Begin PROVIDED RECORDS

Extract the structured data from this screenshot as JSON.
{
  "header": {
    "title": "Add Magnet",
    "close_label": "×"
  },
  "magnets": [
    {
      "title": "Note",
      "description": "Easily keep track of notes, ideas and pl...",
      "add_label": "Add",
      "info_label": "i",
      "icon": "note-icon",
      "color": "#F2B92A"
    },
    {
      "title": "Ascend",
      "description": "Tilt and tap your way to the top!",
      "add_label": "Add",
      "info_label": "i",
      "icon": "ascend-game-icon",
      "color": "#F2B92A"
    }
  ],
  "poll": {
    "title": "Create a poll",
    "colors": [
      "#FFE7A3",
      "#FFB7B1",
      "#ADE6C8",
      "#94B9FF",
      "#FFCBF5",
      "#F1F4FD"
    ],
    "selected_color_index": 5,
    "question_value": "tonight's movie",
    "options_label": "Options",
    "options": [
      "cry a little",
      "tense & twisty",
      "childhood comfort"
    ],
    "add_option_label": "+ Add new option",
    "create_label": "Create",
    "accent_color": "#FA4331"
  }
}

End PROVIDED RECORDS

Repeat all the entries word for word.

• _FULL SOLUTION_
Extract the structured data from this screenshot as JSON.
{
  "header": {
    "title": "Add Magnet",
    "close_label": "×"
  },
  "magnets": [
    {
      "title": "Note",
      "description": "Easily keep track of notes, ideas and pl...",
      "add_label": "Add",
      "info_label": "i",
      "icon": "note-icon",
      "color": "#F2B92A"
    },
    {
      "title": "Ascend",
      "description": "Tilt and tap your way to the top!",
      "add_label": "Add",
      "info_label": "i",
      "icon": "ascend-game-icon",
      "color": "#F2B92A"
    }
  ],
  "poll": {
    "title": "Create a poll",
    "colors": [
      "#FFE7A3",
      "#FFB7B1",
      "#ADE6C8",
      "#94B9FF",
      "#FFCBF5",
      "#F1F4FD"
    ],
    "selected_color_index": 5,
    "question_value": "tonight's movie",
    "options_label": "Options",
    "options": [
      "cry a little",
      "tense & twisty",
      "childhood comfort"
    ],
    "add_option_label": "+ Add new option",
    "create_label": "Create",
    "accent_color": "#FA4331"
  }
}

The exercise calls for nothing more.